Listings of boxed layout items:
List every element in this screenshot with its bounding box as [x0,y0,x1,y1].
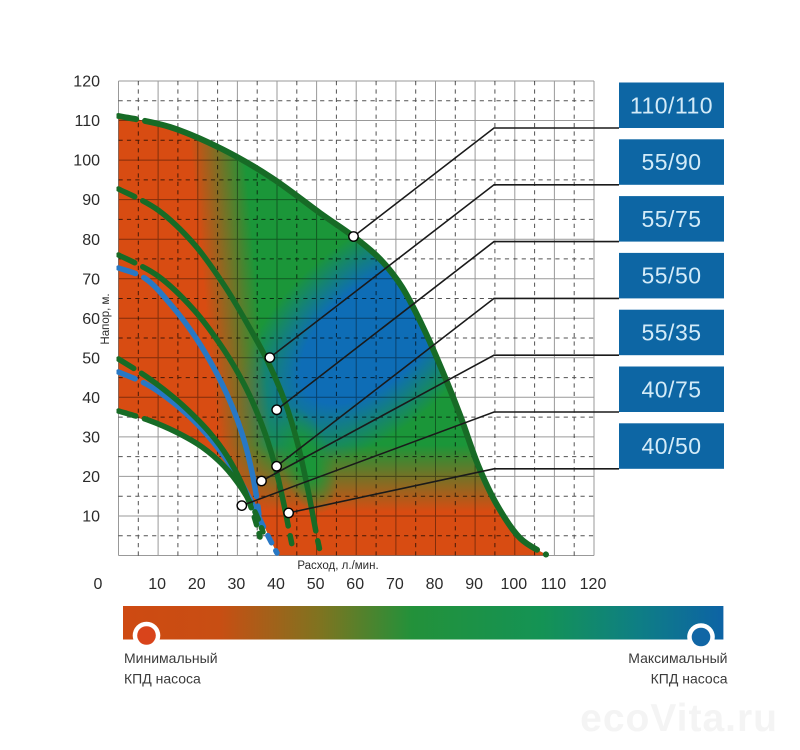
svg-text:50: 50 [82,350,100,367]
svg-text:Расход, л./мин.: Расход, л./мин. [297,560,378,572]
svg-text:70: 70 [386,576,404,593]
svg-text:90: 90 [82,192,100,209]
svg-text:30: 30 [82,430,100,447]
svg-text:40: 40 [267,576,285,593]
svg-text:40: 40 [82,390,100,407]
svg-text:90: 90 [465,576,483,593]
svg-text:55/35: 55/35 [641,319,701,345]
svg-text:100: 100 [500,576,527,593]
svg-text:80: 80 [82,232,100,249]
svg-text:40/75: 40/75 [641,376,701,402]
svg-text:40/50: 40/50 [641,433,701,459]
svg-text:Максимальный: Максимальный [628,650,727,666]
svg-text:10: 10 [148,576,166,593]
svg-text:60: 60 [346,576,364,593]
svg-text:0: 0 [94,576,103,593]
svg-text:20: 20 [188,576,206,593]
svg-text:55/75: 55/75 [641,206,701,232]
svg-text:20: 20 [82,469,100,486]
svg-text:55/90: 55/90 [641,149,701,175]
svg-text:55/50: 55/50 [641,263,701,289]
svg-text:80: 80 [426,576,444,593]
svg-text:70: 70 [82,271,100,288]
svg-text:10: 10 [82,509,100,526]
svg-text:110: 110 [541,576,567,593]
svg-text:50: 50 [307,576,325,593]
svg-text:КПД насоса: КПД насоса [124,671,201,687]
svg-text:ecoVita.ru: ecoVita.ru [580,697,778,740]
svg-text:Минимальный: Минимальный [124,650,218,666]
svg-text:Напор, м.: Напор, м. [100,293,112,344]
svg-text:КПД насоса: КПД насоса [651,671,728,687]
svg-text:100: 100 [73,153,100,170]
svg-text:30: 30 [228,576,246,593]
svg-text:110/110: 110/110 [630,92,713,118]
svg-text:60: 60 [82,311,100,328]
svg-text:120: 120 [73,74,100,91]
svg-text:110: 110 [74,113,100,130]
svg-text:120: 120 [580,576,607,593]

### [Exercise]
Show every line of the rows above that contains the word "насоса".

### [Answer to this problem]
svg-text:КПД насоса: КПД насоса [124,671,201,687]
svg-text:КПД насоса: КПД насоса [651,671,728,687]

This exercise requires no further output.